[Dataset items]
——

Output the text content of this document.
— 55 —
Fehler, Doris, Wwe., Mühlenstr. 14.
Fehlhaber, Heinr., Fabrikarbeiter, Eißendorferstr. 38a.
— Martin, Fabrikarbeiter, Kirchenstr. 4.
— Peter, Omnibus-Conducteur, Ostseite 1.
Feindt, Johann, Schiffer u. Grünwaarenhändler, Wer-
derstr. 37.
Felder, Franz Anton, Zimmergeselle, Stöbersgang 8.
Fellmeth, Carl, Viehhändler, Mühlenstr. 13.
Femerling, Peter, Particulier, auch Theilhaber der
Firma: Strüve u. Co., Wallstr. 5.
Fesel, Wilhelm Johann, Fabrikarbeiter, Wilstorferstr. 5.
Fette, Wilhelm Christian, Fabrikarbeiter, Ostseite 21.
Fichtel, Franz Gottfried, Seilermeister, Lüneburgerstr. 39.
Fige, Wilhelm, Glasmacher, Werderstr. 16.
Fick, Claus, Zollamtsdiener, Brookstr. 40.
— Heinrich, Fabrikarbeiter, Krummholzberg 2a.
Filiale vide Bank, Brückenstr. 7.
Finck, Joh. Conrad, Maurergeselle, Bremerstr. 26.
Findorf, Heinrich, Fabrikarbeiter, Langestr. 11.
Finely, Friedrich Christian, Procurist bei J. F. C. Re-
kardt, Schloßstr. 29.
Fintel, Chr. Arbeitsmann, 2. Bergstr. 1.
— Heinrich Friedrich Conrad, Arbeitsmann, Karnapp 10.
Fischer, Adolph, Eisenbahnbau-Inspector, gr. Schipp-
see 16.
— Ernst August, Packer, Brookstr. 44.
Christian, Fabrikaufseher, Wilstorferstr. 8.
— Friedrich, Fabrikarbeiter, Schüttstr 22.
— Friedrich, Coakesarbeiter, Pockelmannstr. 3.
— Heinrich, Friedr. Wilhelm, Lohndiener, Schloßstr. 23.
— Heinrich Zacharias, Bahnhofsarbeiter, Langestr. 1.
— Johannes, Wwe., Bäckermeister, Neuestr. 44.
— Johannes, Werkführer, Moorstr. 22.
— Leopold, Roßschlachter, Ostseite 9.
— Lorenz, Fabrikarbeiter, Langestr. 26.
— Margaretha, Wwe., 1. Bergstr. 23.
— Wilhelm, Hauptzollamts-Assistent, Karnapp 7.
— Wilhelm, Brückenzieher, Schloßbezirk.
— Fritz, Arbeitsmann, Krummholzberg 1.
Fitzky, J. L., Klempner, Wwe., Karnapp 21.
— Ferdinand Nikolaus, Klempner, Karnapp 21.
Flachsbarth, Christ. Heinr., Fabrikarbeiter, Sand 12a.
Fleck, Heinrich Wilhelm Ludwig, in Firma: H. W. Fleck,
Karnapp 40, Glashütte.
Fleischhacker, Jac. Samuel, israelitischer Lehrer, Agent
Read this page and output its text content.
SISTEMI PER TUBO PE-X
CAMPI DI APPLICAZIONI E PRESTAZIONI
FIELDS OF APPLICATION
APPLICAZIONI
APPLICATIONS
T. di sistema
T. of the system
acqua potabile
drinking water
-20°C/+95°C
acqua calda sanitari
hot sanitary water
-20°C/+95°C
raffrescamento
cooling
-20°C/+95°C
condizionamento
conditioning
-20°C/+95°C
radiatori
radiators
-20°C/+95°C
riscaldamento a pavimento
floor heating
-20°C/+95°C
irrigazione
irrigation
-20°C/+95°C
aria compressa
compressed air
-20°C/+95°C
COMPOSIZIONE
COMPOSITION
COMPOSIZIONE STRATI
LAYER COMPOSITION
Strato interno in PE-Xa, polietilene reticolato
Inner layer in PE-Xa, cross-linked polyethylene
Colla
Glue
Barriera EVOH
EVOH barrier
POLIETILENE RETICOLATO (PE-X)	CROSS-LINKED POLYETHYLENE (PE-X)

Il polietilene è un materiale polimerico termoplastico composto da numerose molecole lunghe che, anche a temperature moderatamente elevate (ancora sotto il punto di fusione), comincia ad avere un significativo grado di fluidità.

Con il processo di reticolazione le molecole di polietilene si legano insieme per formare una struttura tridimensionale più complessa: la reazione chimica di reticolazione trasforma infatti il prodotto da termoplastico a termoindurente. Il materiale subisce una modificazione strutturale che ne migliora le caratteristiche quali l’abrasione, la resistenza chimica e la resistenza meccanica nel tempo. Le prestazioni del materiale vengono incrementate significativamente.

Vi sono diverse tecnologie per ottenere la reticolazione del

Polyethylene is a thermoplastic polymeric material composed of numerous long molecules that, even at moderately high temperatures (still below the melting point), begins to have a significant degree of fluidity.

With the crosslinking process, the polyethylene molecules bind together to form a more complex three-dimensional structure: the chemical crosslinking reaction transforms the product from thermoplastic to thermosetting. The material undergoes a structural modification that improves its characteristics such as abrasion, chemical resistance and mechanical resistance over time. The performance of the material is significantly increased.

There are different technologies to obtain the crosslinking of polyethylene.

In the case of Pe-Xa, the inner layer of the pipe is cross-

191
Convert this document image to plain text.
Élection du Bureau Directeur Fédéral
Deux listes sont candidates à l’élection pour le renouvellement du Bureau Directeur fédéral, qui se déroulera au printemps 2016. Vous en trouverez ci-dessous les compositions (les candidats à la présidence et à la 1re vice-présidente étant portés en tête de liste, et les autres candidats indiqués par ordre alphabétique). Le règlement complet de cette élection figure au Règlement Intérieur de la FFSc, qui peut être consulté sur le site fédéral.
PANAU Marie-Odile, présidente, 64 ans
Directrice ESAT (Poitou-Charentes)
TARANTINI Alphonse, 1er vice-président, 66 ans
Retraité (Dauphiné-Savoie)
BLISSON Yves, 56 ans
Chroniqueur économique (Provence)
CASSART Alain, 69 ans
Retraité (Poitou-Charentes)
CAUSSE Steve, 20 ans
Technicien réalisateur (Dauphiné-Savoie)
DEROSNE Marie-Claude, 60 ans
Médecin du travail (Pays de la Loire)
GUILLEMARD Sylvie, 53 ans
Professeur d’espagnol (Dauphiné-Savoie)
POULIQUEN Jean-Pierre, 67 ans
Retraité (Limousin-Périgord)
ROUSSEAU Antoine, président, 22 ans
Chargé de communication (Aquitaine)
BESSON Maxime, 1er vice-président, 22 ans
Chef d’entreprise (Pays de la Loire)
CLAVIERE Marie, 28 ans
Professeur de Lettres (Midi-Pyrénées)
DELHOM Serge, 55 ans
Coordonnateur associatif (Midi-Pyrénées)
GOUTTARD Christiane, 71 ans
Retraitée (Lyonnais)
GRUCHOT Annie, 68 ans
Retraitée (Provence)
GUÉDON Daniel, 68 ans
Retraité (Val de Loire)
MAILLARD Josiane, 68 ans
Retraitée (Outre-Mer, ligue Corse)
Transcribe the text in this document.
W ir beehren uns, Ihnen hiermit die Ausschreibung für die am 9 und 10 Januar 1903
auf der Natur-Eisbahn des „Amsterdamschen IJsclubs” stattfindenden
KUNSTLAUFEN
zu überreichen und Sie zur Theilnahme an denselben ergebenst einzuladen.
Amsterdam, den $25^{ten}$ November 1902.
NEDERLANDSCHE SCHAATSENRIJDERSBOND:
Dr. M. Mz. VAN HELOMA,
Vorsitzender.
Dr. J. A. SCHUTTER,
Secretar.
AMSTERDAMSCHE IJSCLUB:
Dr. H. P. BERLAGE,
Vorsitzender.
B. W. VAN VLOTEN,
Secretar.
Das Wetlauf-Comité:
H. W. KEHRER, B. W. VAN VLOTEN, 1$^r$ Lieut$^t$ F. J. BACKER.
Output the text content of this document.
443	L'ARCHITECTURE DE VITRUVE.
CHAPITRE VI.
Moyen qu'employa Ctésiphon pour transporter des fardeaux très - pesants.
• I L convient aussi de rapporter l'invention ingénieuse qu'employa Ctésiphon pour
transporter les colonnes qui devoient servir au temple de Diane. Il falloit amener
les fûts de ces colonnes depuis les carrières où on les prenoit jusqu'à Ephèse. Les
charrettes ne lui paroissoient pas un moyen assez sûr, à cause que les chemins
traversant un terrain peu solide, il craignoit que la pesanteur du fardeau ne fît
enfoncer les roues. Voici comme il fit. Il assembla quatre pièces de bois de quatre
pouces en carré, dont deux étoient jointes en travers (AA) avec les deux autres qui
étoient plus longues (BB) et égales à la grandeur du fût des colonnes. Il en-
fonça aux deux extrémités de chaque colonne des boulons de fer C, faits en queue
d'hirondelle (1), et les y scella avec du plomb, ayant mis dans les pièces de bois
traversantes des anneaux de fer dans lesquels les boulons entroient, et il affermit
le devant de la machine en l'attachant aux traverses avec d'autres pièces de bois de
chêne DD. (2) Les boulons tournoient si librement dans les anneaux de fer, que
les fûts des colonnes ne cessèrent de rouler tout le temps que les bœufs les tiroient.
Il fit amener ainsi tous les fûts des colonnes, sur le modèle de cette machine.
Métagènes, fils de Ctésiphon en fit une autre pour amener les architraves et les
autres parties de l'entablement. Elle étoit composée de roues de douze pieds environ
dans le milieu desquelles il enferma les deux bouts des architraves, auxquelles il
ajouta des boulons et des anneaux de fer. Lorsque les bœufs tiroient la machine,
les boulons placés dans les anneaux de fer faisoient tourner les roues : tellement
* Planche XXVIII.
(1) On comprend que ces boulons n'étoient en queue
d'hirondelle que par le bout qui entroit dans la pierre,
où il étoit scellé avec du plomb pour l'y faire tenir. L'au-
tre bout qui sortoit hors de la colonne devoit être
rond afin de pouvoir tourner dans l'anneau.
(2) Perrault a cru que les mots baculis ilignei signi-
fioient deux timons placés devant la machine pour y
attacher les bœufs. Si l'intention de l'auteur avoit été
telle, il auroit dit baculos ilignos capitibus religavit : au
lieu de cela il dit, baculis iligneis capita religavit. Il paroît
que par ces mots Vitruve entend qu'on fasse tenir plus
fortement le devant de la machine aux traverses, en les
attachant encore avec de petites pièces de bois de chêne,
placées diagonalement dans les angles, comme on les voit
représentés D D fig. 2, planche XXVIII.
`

——

Copy all lines of the listing above that contain the string "bois".

enfoncer les roues. Voici comme il fit. Il assembla quatre pièces de bois de quatre
d'hirondelle (1), et les y scella avec du plomb, ayant mis dans les pièces de bois
le devant de la machine en l'attachant aux traverses avec d'autres pièces de bois de
attachant encore avec de petites pièces de bois de chêne,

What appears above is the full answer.